- Stated exercise: Write out each line word for word. Drop pictures.

»»

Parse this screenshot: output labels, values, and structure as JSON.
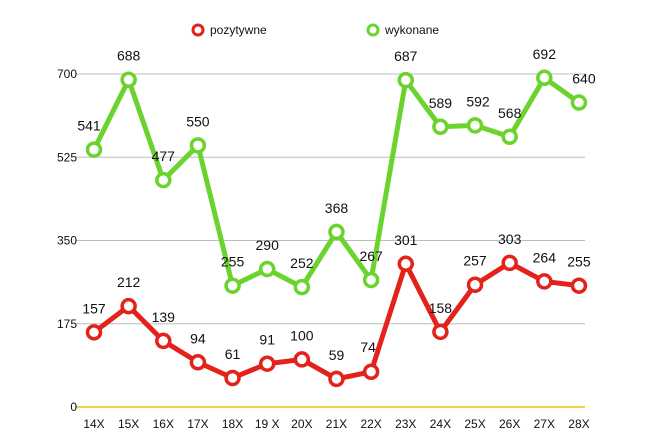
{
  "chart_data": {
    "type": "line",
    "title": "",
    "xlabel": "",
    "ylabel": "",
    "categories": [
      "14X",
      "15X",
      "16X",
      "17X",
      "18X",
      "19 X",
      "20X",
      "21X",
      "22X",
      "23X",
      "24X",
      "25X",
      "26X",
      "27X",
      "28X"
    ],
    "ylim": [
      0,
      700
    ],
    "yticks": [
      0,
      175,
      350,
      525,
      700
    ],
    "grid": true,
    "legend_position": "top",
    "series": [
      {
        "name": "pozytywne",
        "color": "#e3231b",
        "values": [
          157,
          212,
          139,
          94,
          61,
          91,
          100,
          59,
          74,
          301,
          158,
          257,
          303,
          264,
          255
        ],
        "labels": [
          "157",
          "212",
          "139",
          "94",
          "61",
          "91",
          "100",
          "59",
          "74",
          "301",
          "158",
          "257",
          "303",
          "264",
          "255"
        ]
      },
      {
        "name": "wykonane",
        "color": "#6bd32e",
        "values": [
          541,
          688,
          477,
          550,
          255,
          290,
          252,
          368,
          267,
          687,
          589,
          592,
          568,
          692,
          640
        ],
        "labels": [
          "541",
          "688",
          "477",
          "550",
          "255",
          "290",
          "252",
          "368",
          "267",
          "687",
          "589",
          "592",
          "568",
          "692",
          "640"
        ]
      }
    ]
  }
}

««

- Result for this exercise:
Parse this screenshot: output labels, values, and structure as JSON.
{
  "chart_data": {
    "type": "line",
    "title": "",
    "xlabel": "",
    "ylabel": "",
    "categories": [
      "14X",
      "15X",
      "16X",
      "17X",
      "18X",
      "19 X",
      "20X",
      "21X",
      "22X",
      "23X",
      "24X",
      "25X",
      "26X",
      "27X",
      "28X"
    ],
    "ylim": [
      0,
      700
    ],
    "yticks": [
      0,
      175,
      350,
      525,
      700
    ],
    "grid": true,
    "legend_position": "top",
    "series": [
      {
        "name": "pozytywne",
        "color": "#e3231b",
        "values": [
          157,
          212,
          139,
          94,
          61,
          91,
          100,
          59,
          74,
          301,
          158,
          257,
          303,
          264,
          255
        ],
        "labels": [
          "157",
          "212",
          "139",
          "94",
          "61",
          "91",
          "100",
          "59",
          "74",
          "301",
          "158",
          "257",
          "303",
          "264",
          "255"
        ]
      },
      {
        "name": "wykonane",
        "color": "#6bd32e",
        "values": [
          541,
          688,
          477,
          550,
          255,
          290,
          252,
          368,
          267,
          687,
          589,
          592,
          568,
          692,
          640
        ],
        "labels": [
          "541",
          "688",
          "477",
          "550",
          "255",
          "290",
          "252",
          "368",
          "267",
          "687",
          "589",
          "592",
          "568",
          "692",
          "640"
        ]
      }
    ]
  }
}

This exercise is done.